>> Start

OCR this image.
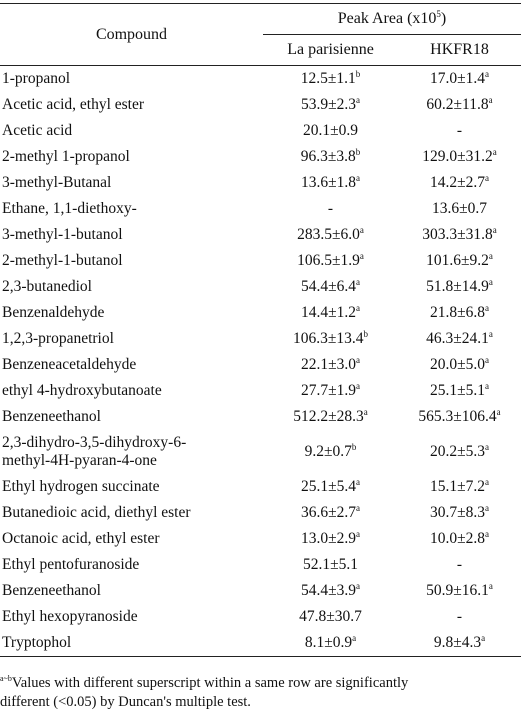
Compound	Peak Area $(x10^5)$	
	La parisienne	HKFR18
1-propanol	12.5±1.1$^b$	17.0±1.4$^a$
Acetic acid, ethyl ester	53.9±2.3$^a$	60.2±11.8$^a$
Acetic acid	20.1±0.9	-
2-methyl 1-propanol	96.3±3.8$^b$	129.0±31.2$^a$
3-methyl-Butanal	13.6±1.8$^a$	14.2±2.7$^a$
Ethane, 1,1-diethoxy-	-	13.6±0.7
3-methyl-1-butanol	283.5±6.0$^a$	303.3±31.8$^a$
2-methyl-1-butanol	106.5±1.9$^a$	101.6±9.2$^a$
2,3-butanediol	54.4±6.4$^a$	51.8±14.9$^a$
Benzenaldehyde	14.4±1.2$^a$	21.8±6.8$^a$
1,2,3-propanetriol	106.3±13.4$^b$	46.3±24.1$^a$
Benzeneacetaldehyde	22.1±3.0$^a$	20.0±5.0$^a$
ethyl 4-hydroxybutanoate	27.7±1.9$^a$	25.1±5.1$^a$
Benzeneethanol	512.2±28.3$^a$	565.3±106.4$^a$
2,3-dihydro-3,5-dihydroxy-6-
methyl-4H-pyaran-4-one	9.2±0.7$^b$	20.2±5.3$^a$
Ethyl hydrogen succinate	25.1±5.4$^a$	15.1±7.2$^a$
Butanedioic acid, diethyl ester	36.6±2.7$^a$	30.7±8.3$^a$
Octanoic acid, ethyl ester	13.0±2.9$^a$	10.0±2.8$^a$
Ethyl pentofuranoside	52.1±5.1	-
Benzeneethanol	54.4±3.9$^a$	50.9±16.1$^a$
Ethyl hexopyranoside	47.8±30.7	-
Tryptophol	8.1±0.9$^a$	9.8±4.3$^a$
$^{a\sim b}$Values with different superscript within a same row are significantly
different (<0.05) by Duncan's multiple test.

>> End

Write out the material above again, word for word, minus its pictures.

* _Result of the exercise_:
OCR this image.
Compound	Peak Area $(x10^5)$	
	La parisienne	HKFR18
1-propanol	12.5±1.1$^b$	17.0±1.4$^a$
Acetic acid, ethyl ester	53.9±2.3$^a$	60.2±11.8$^a$
Acetic acid	20.1±0.9	-
2-methyl 1-propanol	96.3±3.8$^b$	129.0±31.2$^a$
3-methyl-Butanal	13.6±1.8$^a$	14.2±2.7$^a$
Ethane, 1,1-diethoxy-	-	13.6±0.7
3-methyl-1-butanol	283.5±6.0$^a$	303.3±31.8$^a$
2-methyl-1-butanol	106.5±1.9$^a$	101.6±9.2$^a$
2,3-butanediol	54.4±6.4$^a$	51.8±14.9$^a$
Benzenaldehyde	14.4±1.2$^a$	21.8±6.8$^a$
1,2,3-propanetriol	106.3±13.4$^b$	46.3±24.1$^a$
Benzeneacetaldehyde	22.1±3.0$^a$	20.0±5.0$^a$
ethyl 4-hydroxybutanoate	27.7±1.9$^a$	25.1±5.1$^a$
Benzeneethanol	512.2±28.3$^a$	565.3±106.4$^a$
2,3-dihydro-3,5-dihydroxy-6-
methyl-4H-pyaran-4-one	9.2±0.7$^b$	20.2±5.3$^a$
Ethyl hydrogen succinate	25.1±5.4$^a$	15.1±7.2$^a$
Butanedioic acid, diethyl ester	36.6±2.7$^a$	30.7±8.3$^a$
Octanoic acid, ethyl ester	13.0±2.9$^a$	10.0±2.8$^a$
Ethyl pentofuranoside	52.1±5.1	-
Benzeneethanol	54.4±3.9$^a$	50.9±16.1$^a$
Ethyl hexopyranoside	47.8±30.7	-
Tryptophol	8.1±0.9$^a$	9.8±4.3$^a$
$^{a\sim b}$Values with different superscript within a same row are significantly
different (<0.05) by Duncan's multiple test.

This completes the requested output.